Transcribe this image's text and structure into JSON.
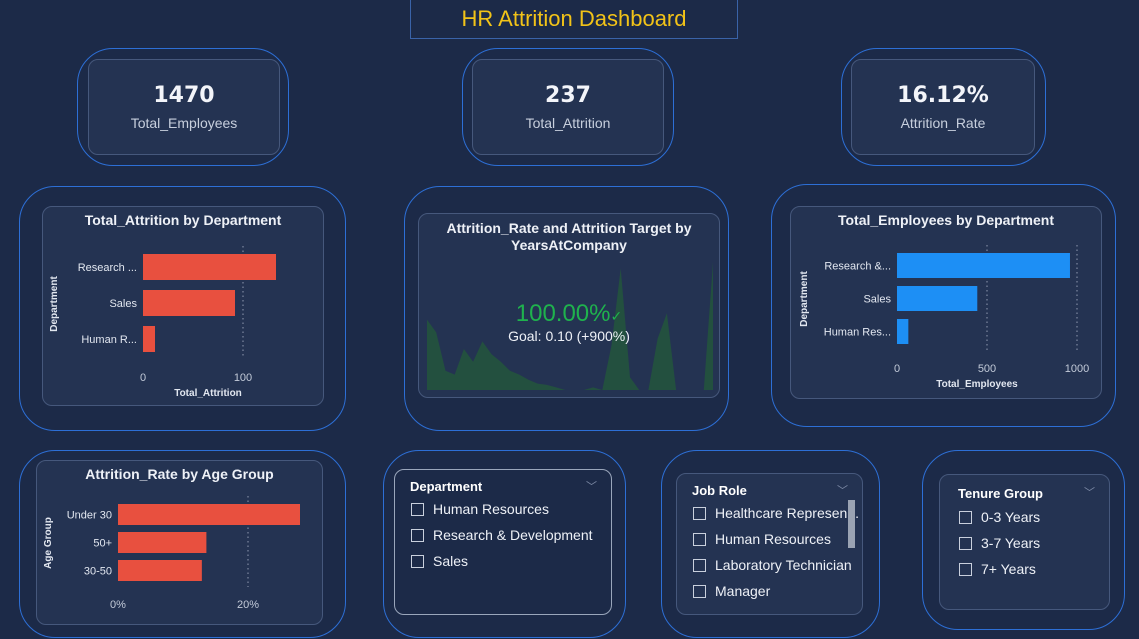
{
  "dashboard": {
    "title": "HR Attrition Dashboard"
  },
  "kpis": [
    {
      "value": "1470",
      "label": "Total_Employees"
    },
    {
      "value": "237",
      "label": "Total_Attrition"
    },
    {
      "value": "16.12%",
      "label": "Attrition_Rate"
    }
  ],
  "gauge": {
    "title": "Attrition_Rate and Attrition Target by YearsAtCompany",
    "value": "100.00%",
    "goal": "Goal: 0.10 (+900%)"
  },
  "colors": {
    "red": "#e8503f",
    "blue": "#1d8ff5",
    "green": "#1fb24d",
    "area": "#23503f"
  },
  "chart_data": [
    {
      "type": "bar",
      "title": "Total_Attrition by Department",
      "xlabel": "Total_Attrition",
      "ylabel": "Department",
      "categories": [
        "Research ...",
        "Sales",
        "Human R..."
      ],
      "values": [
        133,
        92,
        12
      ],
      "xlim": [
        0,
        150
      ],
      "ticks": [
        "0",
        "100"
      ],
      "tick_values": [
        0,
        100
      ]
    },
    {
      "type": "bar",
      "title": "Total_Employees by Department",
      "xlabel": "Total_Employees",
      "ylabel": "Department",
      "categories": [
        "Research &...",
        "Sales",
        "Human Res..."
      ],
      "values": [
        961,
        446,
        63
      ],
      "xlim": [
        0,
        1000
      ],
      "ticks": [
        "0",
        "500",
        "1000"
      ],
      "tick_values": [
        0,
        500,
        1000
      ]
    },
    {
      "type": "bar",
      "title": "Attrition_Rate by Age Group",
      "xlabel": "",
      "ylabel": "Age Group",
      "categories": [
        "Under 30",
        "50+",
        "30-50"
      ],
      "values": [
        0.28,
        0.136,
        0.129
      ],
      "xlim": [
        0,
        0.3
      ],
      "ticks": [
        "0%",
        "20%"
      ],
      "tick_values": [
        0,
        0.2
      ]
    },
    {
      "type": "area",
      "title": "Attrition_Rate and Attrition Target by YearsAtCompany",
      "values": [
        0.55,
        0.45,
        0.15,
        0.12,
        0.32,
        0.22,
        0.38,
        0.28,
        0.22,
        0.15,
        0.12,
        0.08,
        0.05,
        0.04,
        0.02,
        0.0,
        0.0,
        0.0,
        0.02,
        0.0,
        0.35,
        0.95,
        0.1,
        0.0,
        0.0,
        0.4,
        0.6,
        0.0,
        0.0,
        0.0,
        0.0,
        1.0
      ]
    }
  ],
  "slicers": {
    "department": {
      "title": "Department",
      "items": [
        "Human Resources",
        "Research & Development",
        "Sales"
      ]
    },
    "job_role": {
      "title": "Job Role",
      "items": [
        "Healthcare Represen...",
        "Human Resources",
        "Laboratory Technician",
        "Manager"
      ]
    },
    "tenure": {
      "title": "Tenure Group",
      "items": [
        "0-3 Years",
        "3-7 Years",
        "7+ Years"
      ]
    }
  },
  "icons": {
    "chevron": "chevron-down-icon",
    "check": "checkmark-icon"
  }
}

--

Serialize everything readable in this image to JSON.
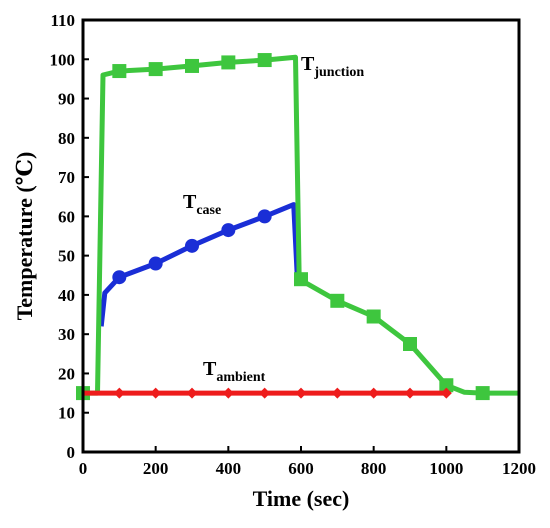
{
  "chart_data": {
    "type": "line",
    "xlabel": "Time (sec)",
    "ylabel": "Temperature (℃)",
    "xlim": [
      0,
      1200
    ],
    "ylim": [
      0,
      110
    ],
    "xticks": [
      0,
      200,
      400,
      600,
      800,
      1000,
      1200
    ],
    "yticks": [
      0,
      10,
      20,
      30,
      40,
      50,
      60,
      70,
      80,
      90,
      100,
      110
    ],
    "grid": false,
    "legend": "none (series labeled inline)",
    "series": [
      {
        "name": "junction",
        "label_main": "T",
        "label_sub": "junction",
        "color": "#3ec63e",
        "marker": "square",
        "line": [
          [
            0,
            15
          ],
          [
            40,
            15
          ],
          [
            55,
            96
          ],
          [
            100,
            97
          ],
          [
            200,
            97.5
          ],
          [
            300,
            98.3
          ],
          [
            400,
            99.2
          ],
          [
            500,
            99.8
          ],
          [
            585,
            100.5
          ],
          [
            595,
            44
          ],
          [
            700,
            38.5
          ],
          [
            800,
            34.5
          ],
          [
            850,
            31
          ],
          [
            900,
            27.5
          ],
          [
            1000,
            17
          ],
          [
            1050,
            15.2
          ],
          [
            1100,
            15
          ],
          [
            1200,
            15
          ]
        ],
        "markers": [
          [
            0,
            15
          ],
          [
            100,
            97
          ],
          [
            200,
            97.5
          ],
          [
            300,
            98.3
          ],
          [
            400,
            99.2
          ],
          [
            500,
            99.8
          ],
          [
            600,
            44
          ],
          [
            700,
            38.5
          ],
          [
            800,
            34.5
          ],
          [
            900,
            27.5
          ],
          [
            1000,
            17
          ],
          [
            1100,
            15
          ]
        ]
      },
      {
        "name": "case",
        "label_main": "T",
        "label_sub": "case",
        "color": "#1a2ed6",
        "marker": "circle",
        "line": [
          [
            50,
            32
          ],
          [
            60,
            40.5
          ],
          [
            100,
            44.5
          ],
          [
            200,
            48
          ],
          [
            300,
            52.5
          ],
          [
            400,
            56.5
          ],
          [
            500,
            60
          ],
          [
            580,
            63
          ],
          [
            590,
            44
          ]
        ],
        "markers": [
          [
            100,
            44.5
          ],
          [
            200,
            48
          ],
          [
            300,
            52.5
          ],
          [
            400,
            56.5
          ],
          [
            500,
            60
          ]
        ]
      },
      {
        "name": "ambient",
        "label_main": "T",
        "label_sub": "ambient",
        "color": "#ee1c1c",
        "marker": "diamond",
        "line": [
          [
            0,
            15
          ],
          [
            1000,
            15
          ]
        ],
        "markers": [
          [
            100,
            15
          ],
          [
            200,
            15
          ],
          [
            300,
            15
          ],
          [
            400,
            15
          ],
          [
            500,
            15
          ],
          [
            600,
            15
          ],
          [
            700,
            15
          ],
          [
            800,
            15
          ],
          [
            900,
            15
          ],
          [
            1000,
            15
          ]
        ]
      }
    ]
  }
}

---

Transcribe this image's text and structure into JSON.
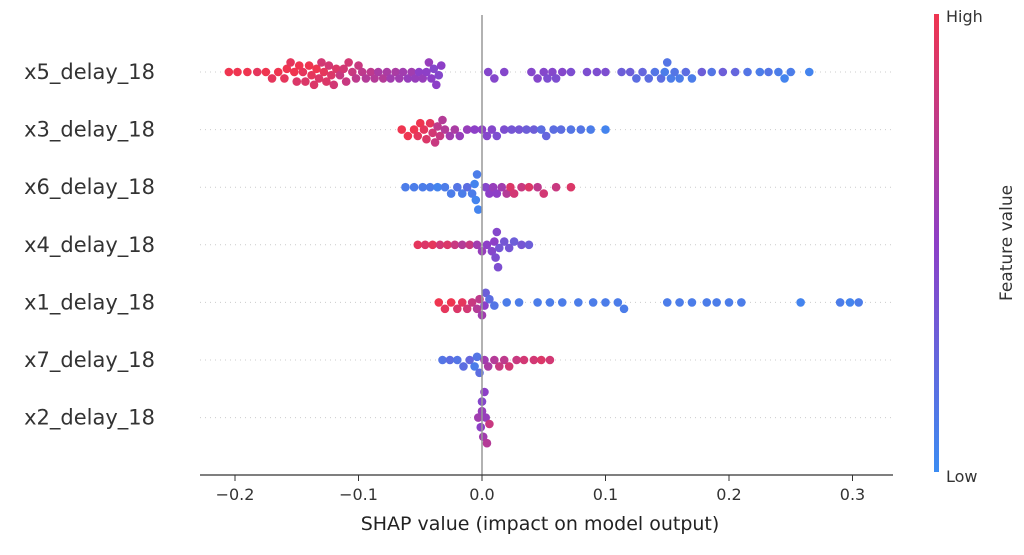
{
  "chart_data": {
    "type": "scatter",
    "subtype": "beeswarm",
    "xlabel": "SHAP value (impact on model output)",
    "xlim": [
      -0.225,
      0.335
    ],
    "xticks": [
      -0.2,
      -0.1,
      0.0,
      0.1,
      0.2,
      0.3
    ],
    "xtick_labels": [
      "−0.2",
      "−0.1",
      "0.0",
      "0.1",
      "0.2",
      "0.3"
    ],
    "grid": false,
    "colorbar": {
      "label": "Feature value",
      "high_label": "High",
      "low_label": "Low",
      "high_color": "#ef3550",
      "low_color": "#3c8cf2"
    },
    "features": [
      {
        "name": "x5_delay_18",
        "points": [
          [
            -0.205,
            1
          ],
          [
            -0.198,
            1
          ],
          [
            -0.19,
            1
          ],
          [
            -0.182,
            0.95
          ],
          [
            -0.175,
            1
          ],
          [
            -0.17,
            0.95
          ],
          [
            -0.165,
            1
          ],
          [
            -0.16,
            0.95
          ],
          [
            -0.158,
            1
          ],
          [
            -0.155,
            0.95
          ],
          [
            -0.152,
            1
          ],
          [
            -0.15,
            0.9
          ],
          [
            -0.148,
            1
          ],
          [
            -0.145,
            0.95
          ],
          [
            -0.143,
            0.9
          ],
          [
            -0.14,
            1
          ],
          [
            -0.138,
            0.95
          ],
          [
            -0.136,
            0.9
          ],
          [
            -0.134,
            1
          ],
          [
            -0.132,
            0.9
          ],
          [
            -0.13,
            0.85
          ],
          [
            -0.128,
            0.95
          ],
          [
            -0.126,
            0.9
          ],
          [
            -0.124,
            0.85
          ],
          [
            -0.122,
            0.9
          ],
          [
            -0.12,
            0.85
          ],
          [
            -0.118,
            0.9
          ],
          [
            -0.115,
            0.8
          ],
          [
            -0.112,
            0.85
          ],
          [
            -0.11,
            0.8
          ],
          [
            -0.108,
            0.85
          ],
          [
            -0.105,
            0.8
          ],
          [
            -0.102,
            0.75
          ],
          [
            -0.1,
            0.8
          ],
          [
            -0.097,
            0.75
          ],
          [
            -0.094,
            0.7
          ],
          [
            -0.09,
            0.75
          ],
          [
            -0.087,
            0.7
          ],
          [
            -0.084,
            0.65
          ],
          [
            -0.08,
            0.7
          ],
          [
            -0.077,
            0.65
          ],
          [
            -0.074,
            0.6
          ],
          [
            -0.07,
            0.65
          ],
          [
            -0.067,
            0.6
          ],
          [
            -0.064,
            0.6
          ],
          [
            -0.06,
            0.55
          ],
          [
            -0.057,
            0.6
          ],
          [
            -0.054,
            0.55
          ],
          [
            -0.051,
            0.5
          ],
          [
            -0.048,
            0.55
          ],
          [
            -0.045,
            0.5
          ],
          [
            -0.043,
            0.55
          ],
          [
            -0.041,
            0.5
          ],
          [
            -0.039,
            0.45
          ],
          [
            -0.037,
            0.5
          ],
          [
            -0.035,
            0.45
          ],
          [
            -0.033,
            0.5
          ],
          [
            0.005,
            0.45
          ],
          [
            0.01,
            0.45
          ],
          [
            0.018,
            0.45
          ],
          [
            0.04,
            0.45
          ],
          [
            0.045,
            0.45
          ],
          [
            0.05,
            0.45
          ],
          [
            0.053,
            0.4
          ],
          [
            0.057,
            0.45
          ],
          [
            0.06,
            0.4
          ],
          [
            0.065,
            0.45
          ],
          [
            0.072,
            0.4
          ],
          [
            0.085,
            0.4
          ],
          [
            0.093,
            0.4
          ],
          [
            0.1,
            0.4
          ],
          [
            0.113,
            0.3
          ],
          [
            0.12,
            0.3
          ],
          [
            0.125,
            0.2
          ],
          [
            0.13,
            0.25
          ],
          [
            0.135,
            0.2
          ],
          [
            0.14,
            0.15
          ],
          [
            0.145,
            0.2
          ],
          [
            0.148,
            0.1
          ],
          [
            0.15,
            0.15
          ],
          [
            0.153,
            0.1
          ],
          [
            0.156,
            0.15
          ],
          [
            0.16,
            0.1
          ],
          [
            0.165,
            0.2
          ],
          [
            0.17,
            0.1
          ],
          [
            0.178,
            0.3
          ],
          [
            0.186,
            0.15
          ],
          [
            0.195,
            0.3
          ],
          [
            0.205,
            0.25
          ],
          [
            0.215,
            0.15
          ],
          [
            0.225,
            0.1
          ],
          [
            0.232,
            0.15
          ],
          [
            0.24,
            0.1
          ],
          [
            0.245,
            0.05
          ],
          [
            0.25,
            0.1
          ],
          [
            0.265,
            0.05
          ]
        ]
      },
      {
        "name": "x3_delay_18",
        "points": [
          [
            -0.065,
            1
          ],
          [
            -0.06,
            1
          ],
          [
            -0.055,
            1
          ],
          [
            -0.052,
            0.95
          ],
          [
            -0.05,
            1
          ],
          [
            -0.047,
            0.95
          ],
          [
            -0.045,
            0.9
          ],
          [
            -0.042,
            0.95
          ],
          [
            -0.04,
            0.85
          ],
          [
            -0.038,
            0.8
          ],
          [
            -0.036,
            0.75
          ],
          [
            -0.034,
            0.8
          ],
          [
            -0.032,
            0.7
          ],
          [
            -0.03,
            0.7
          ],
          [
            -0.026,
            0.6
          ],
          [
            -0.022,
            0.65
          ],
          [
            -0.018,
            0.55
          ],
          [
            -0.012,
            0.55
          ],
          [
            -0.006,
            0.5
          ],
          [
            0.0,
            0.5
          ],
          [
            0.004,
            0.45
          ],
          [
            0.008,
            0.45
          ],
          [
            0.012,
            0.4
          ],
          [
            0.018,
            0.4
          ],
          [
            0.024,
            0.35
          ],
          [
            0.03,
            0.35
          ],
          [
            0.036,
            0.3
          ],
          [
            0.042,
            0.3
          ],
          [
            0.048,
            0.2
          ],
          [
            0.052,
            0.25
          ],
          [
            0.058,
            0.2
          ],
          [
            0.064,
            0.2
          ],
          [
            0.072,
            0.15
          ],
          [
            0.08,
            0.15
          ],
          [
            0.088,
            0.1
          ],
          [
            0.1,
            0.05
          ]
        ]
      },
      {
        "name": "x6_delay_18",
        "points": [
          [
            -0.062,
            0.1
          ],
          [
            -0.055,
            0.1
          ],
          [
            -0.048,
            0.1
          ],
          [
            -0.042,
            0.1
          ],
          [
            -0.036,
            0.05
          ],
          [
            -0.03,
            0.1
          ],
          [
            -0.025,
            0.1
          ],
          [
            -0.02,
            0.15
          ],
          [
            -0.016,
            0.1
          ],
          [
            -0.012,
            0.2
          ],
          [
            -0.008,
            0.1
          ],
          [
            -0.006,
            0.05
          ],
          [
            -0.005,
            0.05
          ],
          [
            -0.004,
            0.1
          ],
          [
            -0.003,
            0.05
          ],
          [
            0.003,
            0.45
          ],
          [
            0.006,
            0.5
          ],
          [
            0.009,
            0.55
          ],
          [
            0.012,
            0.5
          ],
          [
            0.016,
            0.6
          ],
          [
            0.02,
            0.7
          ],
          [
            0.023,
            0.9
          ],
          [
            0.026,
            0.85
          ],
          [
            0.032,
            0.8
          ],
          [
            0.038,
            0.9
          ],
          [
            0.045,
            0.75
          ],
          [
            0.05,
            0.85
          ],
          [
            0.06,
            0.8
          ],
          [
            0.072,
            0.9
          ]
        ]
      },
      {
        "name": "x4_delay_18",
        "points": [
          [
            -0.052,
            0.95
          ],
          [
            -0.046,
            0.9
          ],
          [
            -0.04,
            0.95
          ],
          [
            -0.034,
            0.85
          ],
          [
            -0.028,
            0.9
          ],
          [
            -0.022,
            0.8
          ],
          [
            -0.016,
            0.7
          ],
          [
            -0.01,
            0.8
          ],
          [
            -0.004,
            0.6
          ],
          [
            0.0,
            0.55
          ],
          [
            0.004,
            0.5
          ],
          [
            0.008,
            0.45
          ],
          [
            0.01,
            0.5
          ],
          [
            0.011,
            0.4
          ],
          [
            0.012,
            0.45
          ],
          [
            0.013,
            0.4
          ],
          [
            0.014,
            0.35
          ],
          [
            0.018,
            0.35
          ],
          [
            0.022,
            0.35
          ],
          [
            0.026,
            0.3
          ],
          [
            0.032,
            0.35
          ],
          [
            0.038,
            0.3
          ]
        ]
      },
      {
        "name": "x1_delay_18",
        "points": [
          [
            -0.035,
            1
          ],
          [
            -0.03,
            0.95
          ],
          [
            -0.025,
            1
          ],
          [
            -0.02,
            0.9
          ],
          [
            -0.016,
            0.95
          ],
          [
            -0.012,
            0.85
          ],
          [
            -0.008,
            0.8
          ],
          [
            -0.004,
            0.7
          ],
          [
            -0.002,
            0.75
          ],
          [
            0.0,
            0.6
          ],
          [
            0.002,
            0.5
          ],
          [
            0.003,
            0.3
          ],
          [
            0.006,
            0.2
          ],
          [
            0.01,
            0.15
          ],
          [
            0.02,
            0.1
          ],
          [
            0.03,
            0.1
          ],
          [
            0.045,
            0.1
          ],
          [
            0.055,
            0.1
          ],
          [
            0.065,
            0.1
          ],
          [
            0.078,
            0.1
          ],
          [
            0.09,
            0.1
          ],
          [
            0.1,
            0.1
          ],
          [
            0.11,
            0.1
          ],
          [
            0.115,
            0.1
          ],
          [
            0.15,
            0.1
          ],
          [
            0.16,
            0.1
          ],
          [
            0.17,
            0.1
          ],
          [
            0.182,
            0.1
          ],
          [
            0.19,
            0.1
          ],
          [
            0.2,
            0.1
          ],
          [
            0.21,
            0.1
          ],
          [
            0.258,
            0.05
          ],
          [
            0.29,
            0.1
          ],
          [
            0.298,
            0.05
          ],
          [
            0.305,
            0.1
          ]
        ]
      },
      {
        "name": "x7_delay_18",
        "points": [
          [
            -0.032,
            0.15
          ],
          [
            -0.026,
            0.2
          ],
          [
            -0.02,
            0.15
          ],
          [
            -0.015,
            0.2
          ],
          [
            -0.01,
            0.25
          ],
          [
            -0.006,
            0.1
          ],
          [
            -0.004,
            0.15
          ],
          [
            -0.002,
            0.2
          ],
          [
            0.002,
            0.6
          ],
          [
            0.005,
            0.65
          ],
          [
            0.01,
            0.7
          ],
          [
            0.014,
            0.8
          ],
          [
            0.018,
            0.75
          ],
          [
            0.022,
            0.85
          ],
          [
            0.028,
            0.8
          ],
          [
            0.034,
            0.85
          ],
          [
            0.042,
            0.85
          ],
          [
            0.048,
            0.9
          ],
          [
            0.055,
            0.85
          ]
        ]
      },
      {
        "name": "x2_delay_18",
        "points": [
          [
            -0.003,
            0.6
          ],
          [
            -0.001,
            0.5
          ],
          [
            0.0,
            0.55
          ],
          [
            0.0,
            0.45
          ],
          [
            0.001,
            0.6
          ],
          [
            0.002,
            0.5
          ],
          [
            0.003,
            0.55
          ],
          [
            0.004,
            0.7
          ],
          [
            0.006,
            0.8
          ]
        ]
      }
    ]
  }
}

- PROBLEM -
Scan the listing above and identify each line holding the string "Group"; copy every such line.

- TASK RESULT -
      "title": "Attrition_Rate by Age Group",
      "ylabel": "Age Group",
      "title": "Tenure Group",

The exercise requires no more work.